## RECORDS SHOWN
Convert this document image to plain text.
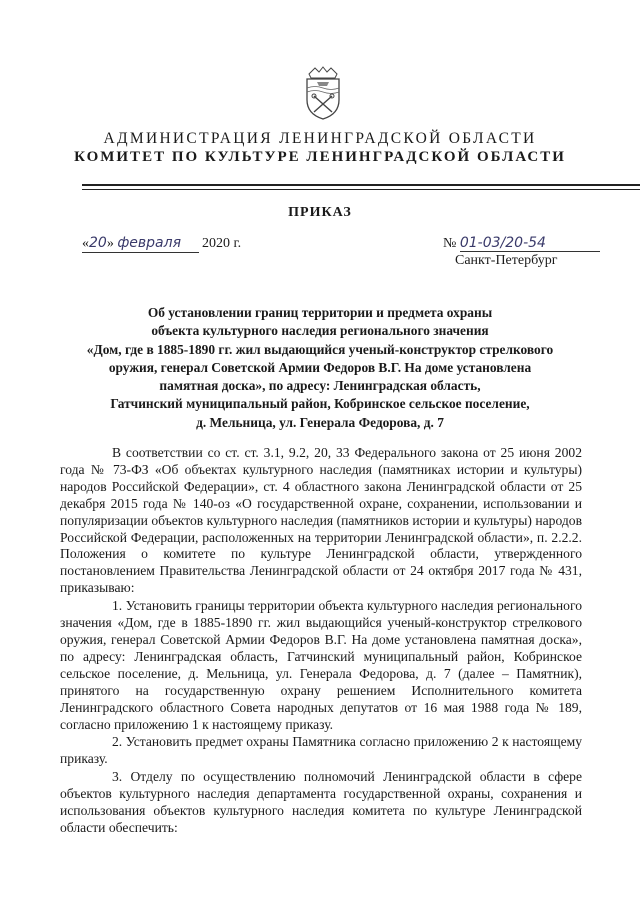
АДМИНИСТРАЦИЯ ЛЕНИНГРАДСКОЙ ОБЛАСТИ
КОМИТЕТ ПО КУЛЬТУРЕ ЛЕНИНГРАДСКОЙ ОБЛАСТИ
ПРИКАЗ
«20» февраля 2020 г.	№ 01-03/20-54
Санкт-Петербург
Об установлении границ территории и предмета охраны
объекта культурного наследия регионального значения
«Дом, где в 1885-1890 гг. жил выдающийся ученый-конструктор стрелкового
оружия, генерал Советской Армии Федоров В.Г. На доме установлена
памятная доска», по адресу: Ленинградская область,
Гатчинский муниципальный район, Кобринское сельское поселение,
д. Мельница, ул. Генерала Федорова, д. 7

В соответствии со ст. ст. 3.1, 9.2, 20, 33 Федерального закона от 25 июня 2002 года № 73-ФЗ «Об объектах культурного наследия (памятниках истории и культуры) народов Российской Федерации», ст. 4 областного закона Ленинградской области от 25 декабря 2015 года № 140-оз «О государственной охране, сохранении, использовании и популяризации объектов культурного наследия (памятников истории и культуры) народов Российской Федерации, расположенных на территории Ленинградской области», п. 2.2.2. Положения о комитете по культуре Ленинградской области, утвержденного постановлением Правительства Ленинградской области от 24 октября 2017 года № 431, приказываю:

1. Установить границы территории объекта культурного наследия регионального значения «Дом, где в 1885-1890 гг. жил выдающийся ученый-конструктор стрелкового оружия, генерал Советской Армии Федоров В.Г. На доме установлена памятная доска», по адресу: Ленинградская область, Гатчинский муниципальный район, Кобринское сельское поселение, д. Мельница, ул. Генерала Федорова, д. 7 (далее – Памятник), принятого на государственную охрану решением Исполнительного комитета Ленинградского областного Совета народных депутатов от 16 мая 1988 года № 189, согласно приложению 1 к настоящему приказу.

2. Установить предмет охраны Памятника согласно приложению 2 к настоящему приказу.

3. Отделу по осуществлению полномочий Ленинградской области в сфере объектов культурного наследия департамента государственной охраны, сохранения и использования объектов культурного наследия комитета по культуре Ленинградской области обеспечить:
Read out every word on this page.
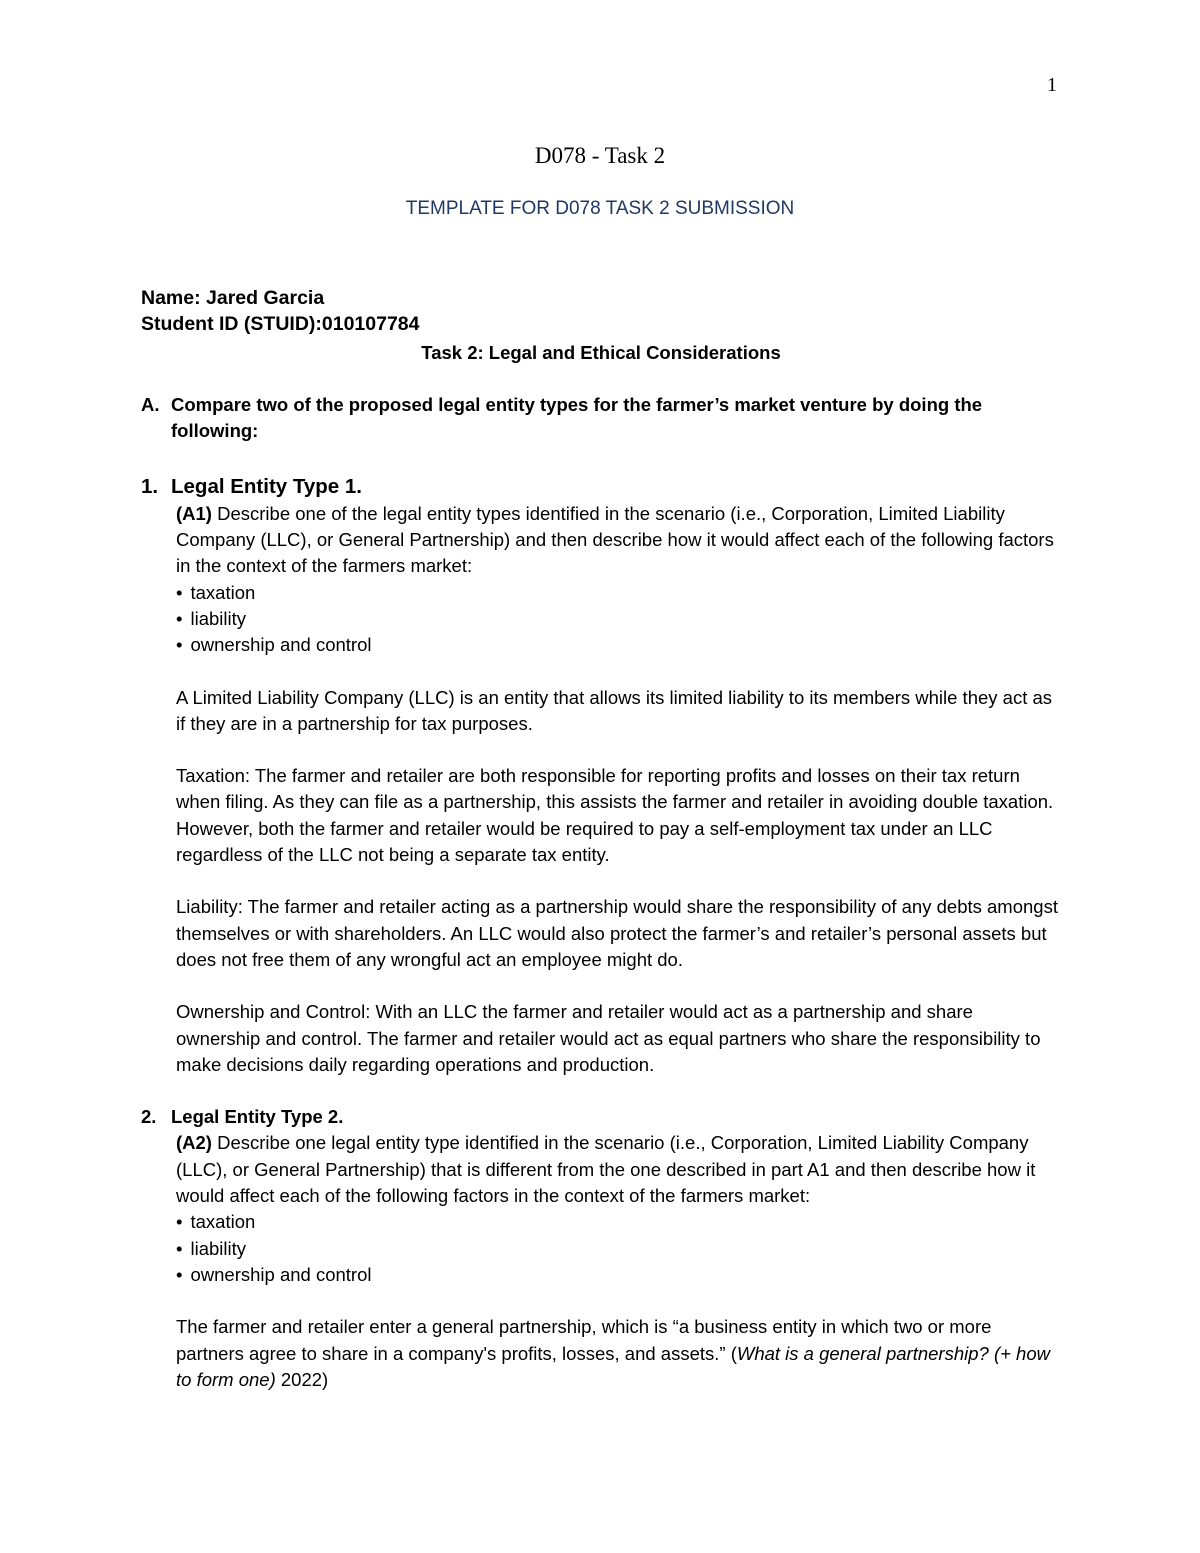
1
D078 - Task 2
TEMPLATE FOR D078 TASK 2 SUBMISSION

Name: Jared Garcia

Student ID (STUID):010107784

Task 2: Legal and Ethical Considerations

A. Compare two of the proposed legal entity types for the farmer’s market venture by doing the

following:

1. Legal Entity Type 1.

(A1) Describe one of the legal entity types identified in the scenario (i.e., Corporation, Limited Liability Company (LLC), or General Partnership) and then describe how it would affect each of the following factors in the context of the farmers market:

• taxation

• liability

• ownership and control

A Limited Liability Company (LLC) is an entity that allows its limited liability to its members while they act as if they are in a partnership for tax purposes.

Taxation: The farmer and retailer are both responsible for reporting profits and losses on their tax return when filing. As they can file as a partnership, this assists the farmer and retailer in avoiding double taxation. However, both the farmer and retailer would be required to pay a self-employment tax under an LLC regardless of the LLC not being a separate tax entity.

Liability: The farmer and retailer acting as a partnership would share the responsibility of any debts amongst themselves or with shareholders. An LLC would also protect the farmer’s and retailer’s personal assets but does not free them of any wrongful act an employee might do.

Ownership and Control: With an LLC the farmer and retailer would act as a partnership and share ownership and control. The farmer and retailer would act as equal partners who share the responsibility to make decisions daily regarding operations and production.

2. Legal Entity Type 2.

(A2) Describe one legal entity type identified in the scenario (i.e., Corporation, Limited Liability Company (LLC), or General Partnership) that is different from the one described in part A1 and then describe how it would affect each of the following factors in the context of the farmers market:

• taxation

• liability

• ownership and control

The farmer and retailer enter a general partnership, which is “a business entity in which two or more partners agree to share in a company's profits, losses, and assets.” (What is a general partnership? (+ how to form one) 2022)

## TASK STATEMENT
Without the images, write out each line of the data verbatim.

## SOLUTION TO THE PROBLEM
Convert this document image to plain text.
АДМИНИСТРАЦИЯ ЛЕНИНГРАДСКОЙ ОБЛАСТИ
КОМИТЕТ ПО КУЛЬТУРЕ ЛЕНИНГРАДСКОЙ ОБЛАСТИ
ПРИКАЗ
«20» февраля 2020 г.	№ 01-03/20-54
Санкт-Петербург
Об установлении границ территории и предмета охраны
объекта культурного наследия регионального значения
«Дом, где в 1885-1890 гг. жил выдающийся ученый-конструктор стрелкового
оружия, генерал Советской Армии Федоров В.Г. На доме установлена
памятная доска», по адресу: Ленинградская область,
Гатчинский муниципальный район, Кобринское сельское поселение,
д. Мельница, ул. Генерала Федорова, д. 7

В соответствии со ст. ст. 3.1, 9.2, 20, 33 Федерального закона от 25 июня 2002 года № 73-ФЗ «Об объектах культурного наследия (памятниках истории и культуры) народов Российской Федерации», ст. 4 областного закона Ленинградской области от 25 декабря 2015 года № 140-оз «О государственной охране, сохранении, использовании и популяризации объектов культурного наследия (памятников истории и культуры) народов Российской Федерации, расположенных на территории Ленинградской области», п. 2.2.2. Положения о комитете по культуре Ленинградской области, утвержденного постановлением Правительства Ленинградской области от 24 октября 2017 года № 431, приказываю:

1. Установить границы территории объекта культурного наследия регионального значения «Дом, где в 1885-1890 гг. жил выдающийся ученый-конструктор стрелкового оружия, генерал Советской Армии Федоров В.Г. На доме установлена памятная доска», по адресу: Ленинградская область, Гатчинский муниципальный район, Кобринское сельское поселение, д. Мельница, ул. Генерала Федорова, д. 7 (далее – Памятник), принятого на государственную охрану решением Исполнительного комитета Ленинградского областного Совета народных депутатов от 16 мая 1988 года № 189, согласно приложению 1 к настоящему приказу.

2. Установить предмет охраны Памятника согласно приложению 2 к настоящему приказу.

3. Отделу по осуществлению полномочий Ленинградской области в сфере объектов культурного наследия департамента государственной охраны, сохранения и использования объектов культурного наследия комитета по культуре Ленинградской области обеспечить:
Read out every word on this page.
1
D078 - Task 2
TEMPLATE FOR D078 TASK 2 SUBMISSION

Name: Jared Garcia

Student ID (STUID):010107784

Task 2: Legal and Ethical Considerations

A. Compare two of the proposed legal entity types for the farmer’s market venture by doing the

following:

1. Legal Entity Type 1.

(A1) Describe one of the legal entity types identified in the scenario (i.e., Corporation, Limited Liability Company (LLC), or General Partnership) and then describe how it would affect each of the following factors in the context of the farmers market:

• taxation

• liability

• ownership and control

A Limited Liability Company (LLC) is an entity that allows its limited liability to its members while they act as if they are in a partnership for tax purposes.

Taxation: The farmer and retailer are both responsible for reporting profits and losses on their tax return when filing. As they can file as a partnership, this assists the farmer and retailer in avoiding double taxation. However, both the farmer and retailer would be required to pay a self-employment tax under an LLC regardless of the LLC not being a separate tax entity.

Liability: The farmer and retailer acting as a partnership would share the responsibility of any debts amongst themselves or with shareholders. An LLC would also protect the farmer’s and retailer’s personal assets but does not free them of any wrongful act an employee might do.

Ownership and Control: With an LLC the farmer and retailer would act as a partnership and share ownership and control. The farmer and retailer would act as equal partners who share the responsibility to make decisions daily regarding operations and production.

2. Legal Entity Type 2.

(A2) Describe one legal entity type identified in the scenario (i.e., Corporation, Limited Liability Company (LLC), or General Partnership) that is different from the one described in part A1 and then describe how it would affect each of the following factors in the context of the farmers market:

• taxation

• liability

• ownership and control

The farmer and retailer enter a general partnership, which is “a business entity in which two or more partners agree to share in a company's profits, losses, and assets.” (What is a general partnership? (+ how to form one) 2022)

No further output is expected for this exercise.